Given problem - Below are the records; collect from them each line containing the string "viagem".

[BEGIN]

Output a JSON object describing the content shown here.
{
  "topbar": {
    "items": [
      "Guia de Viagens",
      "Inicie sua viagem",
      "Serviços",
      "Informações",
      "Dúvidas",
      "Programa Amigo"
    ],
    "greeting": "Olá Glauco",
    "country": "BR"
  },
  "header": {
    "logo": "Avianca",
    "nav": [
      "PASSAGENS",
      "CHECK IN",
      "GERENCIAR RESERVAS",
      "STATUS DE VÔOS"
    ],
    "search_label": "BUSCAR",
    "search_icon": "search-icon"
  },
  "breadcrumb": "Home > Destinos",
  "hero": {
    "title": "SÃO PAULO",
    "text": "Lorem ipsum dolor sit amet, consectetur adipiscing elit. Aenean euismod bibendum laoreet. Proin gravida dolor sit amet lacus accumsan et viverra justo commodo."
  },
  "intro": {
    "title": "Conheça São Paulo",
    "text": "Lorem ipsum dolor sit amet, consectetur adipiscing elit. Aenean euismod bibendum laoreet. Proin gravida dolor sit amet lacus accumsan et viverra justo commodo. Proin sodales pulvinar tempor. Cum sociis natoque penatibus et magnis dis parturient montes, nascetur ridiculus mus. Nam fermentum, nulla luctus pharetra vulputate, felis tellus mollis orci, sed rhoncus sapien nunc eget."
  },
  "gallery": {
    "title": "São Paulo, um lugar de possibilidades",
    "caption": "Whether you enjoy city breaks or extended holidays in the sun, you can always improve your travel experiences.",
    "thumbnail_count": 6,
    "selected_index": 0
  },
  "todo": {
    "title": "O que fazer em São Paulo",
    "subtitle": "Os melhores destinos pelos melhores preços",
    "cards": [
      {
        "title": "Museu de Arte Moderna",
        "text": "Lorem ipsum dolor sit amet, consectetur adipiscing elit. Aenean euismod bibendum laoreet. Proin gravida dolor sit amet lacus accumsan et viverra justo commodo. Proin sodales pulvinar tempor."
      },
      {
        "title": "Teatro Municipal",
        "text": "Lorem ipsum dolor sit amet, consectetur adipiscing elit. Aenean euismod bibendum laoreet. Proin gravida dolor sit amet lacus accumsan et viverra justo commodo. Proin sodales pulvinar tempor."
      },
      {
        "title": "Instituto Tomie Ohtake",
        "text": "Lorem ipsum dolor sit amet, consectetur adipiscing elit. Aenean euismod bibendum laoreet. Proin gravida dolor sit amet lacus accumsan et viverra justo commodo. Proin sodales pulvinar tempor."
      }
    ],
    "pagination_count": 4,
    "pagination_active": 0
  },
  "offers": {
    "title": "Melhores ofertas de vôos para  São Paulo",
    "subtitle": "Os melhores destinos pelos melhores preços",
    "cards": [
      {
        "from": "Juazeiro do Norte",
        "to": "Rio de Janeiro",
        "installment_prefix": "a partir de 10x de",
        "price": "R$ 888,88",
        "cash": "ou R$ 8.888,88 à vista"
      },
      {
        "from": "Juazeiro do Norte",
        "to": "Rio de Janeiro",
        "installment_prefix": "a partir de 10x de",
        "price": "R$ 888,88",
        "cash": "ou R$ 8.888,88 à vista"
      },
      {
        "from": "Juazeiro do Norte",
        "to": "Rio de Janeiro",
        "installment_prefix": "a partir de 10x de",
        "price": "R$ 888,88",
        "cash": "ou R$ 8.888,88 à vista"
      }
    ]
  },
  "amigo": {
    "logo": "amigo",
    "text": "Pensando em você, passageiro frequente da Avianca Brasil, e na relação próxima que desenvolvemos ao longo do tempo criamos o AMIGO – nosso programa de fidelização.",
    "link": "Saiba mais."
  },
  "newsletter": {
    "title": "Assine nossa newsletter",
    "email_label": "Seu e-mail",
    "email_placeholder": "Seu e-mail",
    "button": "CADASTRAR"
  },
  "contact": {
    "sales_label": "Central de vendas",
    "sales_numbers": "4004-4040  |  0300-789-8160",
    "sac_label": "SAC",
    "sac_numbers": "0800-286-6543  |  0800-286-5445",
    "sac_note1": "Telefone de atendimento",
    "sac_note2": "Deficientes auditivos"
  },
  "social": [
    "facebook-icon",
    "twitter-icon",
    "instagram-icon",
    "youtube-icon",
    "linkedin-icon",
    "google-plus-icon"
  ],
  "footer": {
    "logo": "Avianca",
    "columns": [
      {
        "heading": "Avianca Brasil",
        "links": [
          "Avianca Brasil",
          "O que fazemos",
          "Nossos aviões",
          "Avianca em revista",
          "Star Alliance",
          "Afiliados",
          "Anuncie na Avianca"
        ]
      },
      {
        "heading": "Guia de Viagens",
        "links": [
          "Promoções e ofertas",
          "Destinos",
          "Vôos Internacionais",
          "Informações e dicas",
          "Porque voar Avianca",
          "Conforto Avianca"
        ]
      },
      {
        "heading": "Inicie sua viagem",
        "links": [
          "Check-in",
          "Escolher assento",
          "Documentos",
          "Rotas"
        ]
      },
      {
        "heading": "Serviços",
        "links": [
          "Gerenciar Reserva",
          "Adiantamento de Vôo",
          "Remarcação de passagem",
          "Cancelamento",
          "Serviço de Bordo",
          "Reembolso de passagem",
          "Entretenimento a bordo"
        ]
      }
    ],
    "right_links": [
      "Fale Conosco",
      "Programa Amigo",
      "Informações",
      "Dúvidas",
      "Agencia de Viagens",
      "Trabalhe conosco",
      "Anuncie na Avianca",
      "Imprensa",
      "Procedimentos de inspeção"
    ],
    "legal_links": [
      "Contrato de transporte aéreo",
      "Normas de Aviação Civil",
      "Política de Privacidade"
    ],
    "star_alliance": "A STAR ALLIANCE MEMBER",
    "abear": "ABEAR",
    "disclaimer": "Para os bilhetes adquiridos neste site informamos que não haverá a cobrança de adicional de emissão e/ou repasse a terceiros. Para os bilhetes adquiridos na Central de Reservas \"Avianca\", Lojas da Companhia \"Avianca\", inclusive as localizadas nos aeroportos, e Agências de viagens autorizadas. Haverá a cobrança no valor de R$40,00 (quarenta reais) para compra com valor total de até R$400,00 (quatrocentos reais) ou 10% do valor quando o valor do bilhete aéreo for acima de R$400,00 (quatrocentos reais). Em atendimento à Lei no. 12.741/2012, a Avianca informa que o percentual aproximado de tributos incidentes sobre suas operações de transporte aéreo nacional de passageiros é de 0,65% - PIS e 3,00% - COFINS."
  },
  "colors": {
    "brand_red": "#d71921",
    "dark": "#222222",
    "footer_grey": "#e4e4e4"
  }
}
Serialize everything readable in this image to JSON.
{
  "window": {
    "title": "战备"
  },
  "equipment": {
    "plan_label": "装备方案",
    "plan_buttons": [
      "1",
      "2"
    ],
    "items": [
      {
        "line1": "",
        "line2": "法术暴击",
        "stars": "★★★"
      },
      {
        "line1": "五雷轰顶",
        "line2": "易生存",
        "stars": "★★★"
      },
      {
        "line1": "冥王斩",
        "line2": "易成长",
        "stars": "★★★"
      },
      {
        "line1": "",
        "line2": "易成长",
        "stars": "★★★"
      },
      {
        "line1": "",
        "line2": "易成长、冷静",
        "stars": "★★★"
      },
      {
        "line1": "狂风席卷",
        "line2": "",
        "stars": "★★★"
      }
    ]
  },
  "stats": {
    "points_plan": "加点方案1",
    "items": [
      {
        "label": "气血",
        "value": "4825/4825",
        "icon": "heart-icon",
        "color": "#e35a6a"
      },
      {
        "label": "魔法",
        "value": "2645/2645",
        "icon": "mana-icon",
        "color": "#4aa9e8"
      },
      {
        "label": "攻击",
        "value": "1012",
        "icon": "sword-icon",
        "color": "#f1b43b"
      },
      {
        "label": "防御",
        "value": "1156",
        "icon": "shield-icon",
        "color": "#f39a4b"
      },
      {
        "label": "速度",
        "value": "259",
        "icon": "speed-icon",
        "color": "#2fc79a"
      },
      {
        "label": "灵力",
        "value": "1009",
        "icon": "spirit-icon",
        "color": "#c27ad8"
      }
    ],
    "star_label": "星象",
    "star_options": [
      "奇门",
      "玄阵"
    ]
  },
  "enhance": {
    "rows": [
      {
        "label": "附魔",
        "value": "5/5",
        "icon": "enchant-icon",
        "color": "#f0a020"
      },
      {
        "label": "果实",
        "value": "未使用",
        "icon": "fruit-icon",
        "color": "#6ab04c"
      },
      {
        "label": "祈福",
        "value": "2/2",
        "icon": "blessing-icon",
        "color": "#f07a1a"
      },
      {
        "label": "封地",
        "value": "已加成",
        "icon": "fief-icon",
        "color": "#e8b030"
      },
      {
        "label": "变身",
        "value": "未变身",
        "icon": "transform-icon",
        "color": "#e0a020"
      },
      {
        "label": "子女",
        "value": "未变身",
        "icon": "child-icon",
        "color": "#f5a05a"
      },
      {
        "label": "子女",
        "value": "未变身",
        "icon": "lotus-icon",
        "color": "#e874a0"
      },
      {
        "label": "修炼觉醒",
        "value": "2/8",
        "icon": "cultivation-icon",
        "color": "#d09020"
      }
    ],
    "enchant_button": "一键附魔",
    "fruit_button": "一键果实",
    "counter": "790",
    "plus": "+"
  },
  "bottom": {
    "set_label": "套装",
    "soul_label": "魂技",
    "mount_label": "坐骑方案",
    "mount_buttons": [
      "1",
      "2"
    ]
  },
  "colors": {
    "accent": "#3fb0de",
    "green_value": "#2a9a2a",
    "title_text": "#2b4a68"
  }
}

[END]

Result -
      "Inicie sua viagem",
        "heading": "Inicie sua viagem",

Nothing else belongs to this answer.